- _Objective_:
Word for word, give the material below again, minus any images.

** START OF Supplied material **

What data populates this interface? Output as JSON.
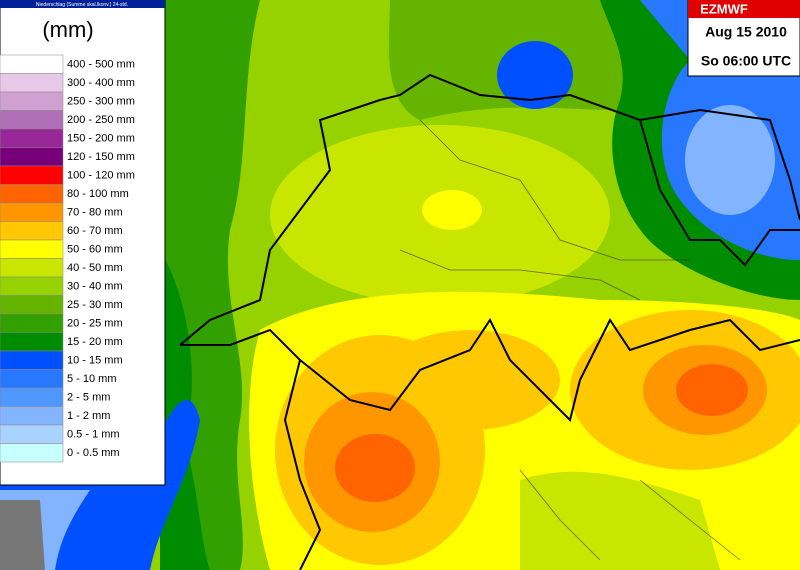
{
  "header": {
    "caption": "Niederschlag (Summe skal.lkonv.) 24-std.",
    "unit": "(mm)"
  },
  "legend": [
    {
      "label": "400 - 500 mm",
      "color": "#ffffff"
    },
    {
      "label": "300 - 400 mm",
      "color": "#e8c8e8"
    },
    {
      "label": "250 - 300 mm",
      "color": "#d0a0d0"
    },
    {
      "label": "200 - 250 mm",
      "color": "#b070b8"
    },
    {
      "label": "150 - 200 mm",
      "color": "#982898"
    },
    {
      "label": "120 - 150 mm",
      "color": "#780078"
    },
    {
      "label": "100 - 120 mm",
      "color": "#ff0000"
    },
    {
      "label": "80 - 100 mm",
      "color": "#ff6400"
    },
    {
      "label": "70 - 80 mm",
      "color": "#ff9600"
    },
    {
      "label": "60 - 70 mm",
      "color": "#ffc800"
    },
    {
      "label": "50 - 60 mm",
      "color": "#ffff00"
    },
    {
      "label": "40 - 50 mm",
      "color": "#c8e600"
    },
    {
      "label": "30 - 40 mm",
      "color": "#96d200"
    },
    {
      "label": "25 - 30 mm",
      "color": "#64b400"
    },
    {
      "label": "20 - 25 mm",
      "color": "#32a000"
    },
    {
      "label": "15 - 20 mm",
      "color": "#008c00"
    },
    {
      "label": "10 - 15 mm",
      "color": "#0050ff"
    },
    {
      "label": "5 - 10 mm",
      "color": "#2878ff"
    },
    {
      "label": "2 - 5 mm",
      "color": "#5096ff"
    },
    {
      "label": "1 - 2 mm",
      "color": "#82b4ff"
    },
    {
      "label": "0.5 - 1 mm",
      "color": "#aad2ff"
    },
    {
      "label": "0 - 0.5 mm",
      "color": "#c8ffff"
    }
  ],
  "model_box": {
    "model": "EZMWF",
    "date": "Aug 15 2010",
    "time": "So 06:00 UTC"
  }
}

** END OF Supplied material **

- _Complete answer_:
What data populates this interface? Output as JSON.
{
  "header": {
    "caption": "Niederschlag (Summe skal.lkonv.) 24-std.",
    "unit": "(mm)"
  },
  "legend": [
    {
      "label": "400 - 500 mm",
      "color": "#ffffff"
    },
    {
      "label": "300 - 400 mm",
      "color": "#e8c8e8"
    },
    {
      "label": "250 - 300 mm",
      "color": "#d0a0d0"
    },
    {
      "label": "200 - 250 mm",
      "color": "#b070b8"
    },
    {
      "label": "150 - 200 mm",
      "color": "#982898"
    },
    {
      "label": "120 - 150 mm",
      "color": "#780078"
    },
    {
      "label": "100 - 120 mm",
      "color": "#ff0000"
    },
    {
      "label": "80 - 100 mm",
      "color": "#ff6400"
    },
    {
      "label": "70 - 80 mm",
      "color": "#ff9600"
    },
    {
      "label": "60 - 70 mm",
      "color": "#ffc800"
    },
    {
      "label": "50 - 60 mm",
      "color": "#ffff00"
    },
    {
      "label": "40 - 50 mm",
      "color": "#c8e600"
    },
    {
      "label": "30 - 40 mm",
      "color": "#96d200"
    },
    {
      "label": "25 - 30 mm",
      "color": "#64b400"
    },
    {
      "label": "20 - 25 mm",
      "color": "#32a000"
    },
    {
      "label": "15 - 20 mm",
      "color": "#008c00"
    },
    {
      "label": "10 - 15 mm",
      "color": "#0050ff"
    },
    {
      "label": "5 - 10 mm",
      "color": "#2878ff"
    },
    {
      "label": "2 - 5 mm",
      "color": "#5096ff"
    },
    {
      "label": "1 - 2 mm",
      "color": "#82b4ff"
    },
    {
      "label": "0.5 - 1 mm",
      "color": "#aad2ff"
    },
    {
      "label": "0 - 0.5 mm",
      "color": "#c8ffff"
    }
  ],
  "model_box": {
    "model": "EZMWF",
    "date": "Aug 15 2010",
    "time": "So 06:00 UTC"
  }
}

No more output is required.